(Structured figure records)
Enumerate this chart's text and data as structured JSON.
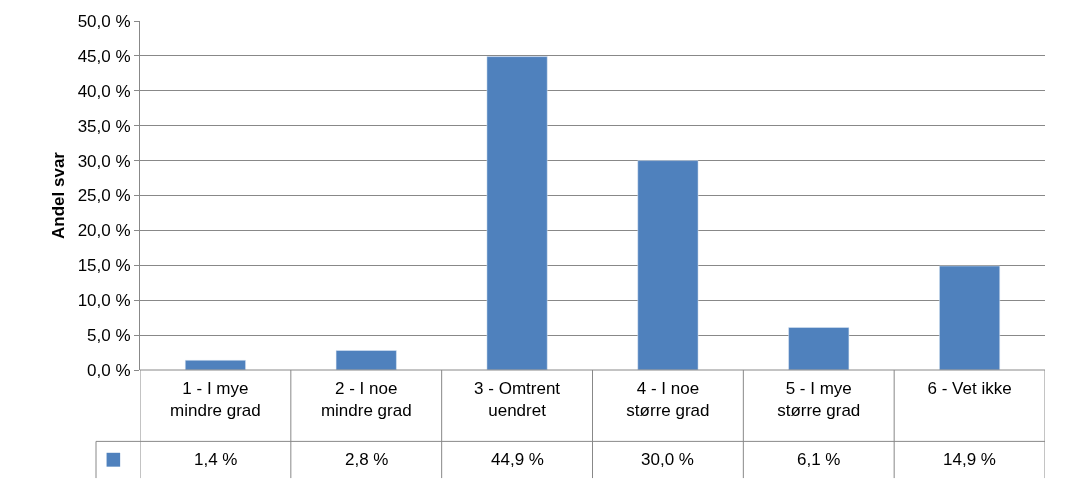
{
  "chart_data": {
    "type": "bar",
    "ylabel": "Andel svar",
    "categories": [
      "1 - I mye mindre grad",
      "2 - I noe mindre grad",
      "3 - Omtrent uendret",
      "4 - I noe større grad",
      "5 - I mye større grad",
      "6 - Vet ikke"
    ],
    "series": [
      {
        "color": "#4f81bd",
        "values": [
          1.4,
          2.8,
          44.9,
          30.0,
          6.1,
          14.9
        ],
        "value_labels": [
          "1,4 %",
          "2,8 %",
          "44,9 %",
          "30,0 %",
          "6,1 %",
          "14,9 %"
        ]
      }
    ],
    "ylim": [
      0,
      50
    ],
    "yticks": [
      {
        "value": 0,
        "label": "0,0 %"
      },
      {
        "value": 5,
        "label": "5,0 %"
      },
      {
        "value": 10,
        "label": "10,0 %"
      },
      {
        "value": 15,
        "label": "15,0 %"
      },
      {
        "value": 20,
        "label": "20,0 %"
      },
      {
        "value": 25,
        "label": "25,0 %"
      },
      {
        "value": 30,
        "label": "30,0 %"
      },
      {
        "value": 35,
        "label": "35,0 %"
      },
      {
        "value": 40,
        "label": "40,0 %"
      },
      {
        "value": 45,
        "label": "45,0 %"
      },
      {
        "value": 50,
        "label": "50,0 %"
      }
    ],
    "grid": "y"
  }
}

#### PROMPT
Copy every line of the listing containing the string "grad".

#### TASK SOLUTION
      "1 - I mye mindre grad",
      "2 - I noe mindre grad",
      "4 - I noe større grad",
      "5 - I mye større grad",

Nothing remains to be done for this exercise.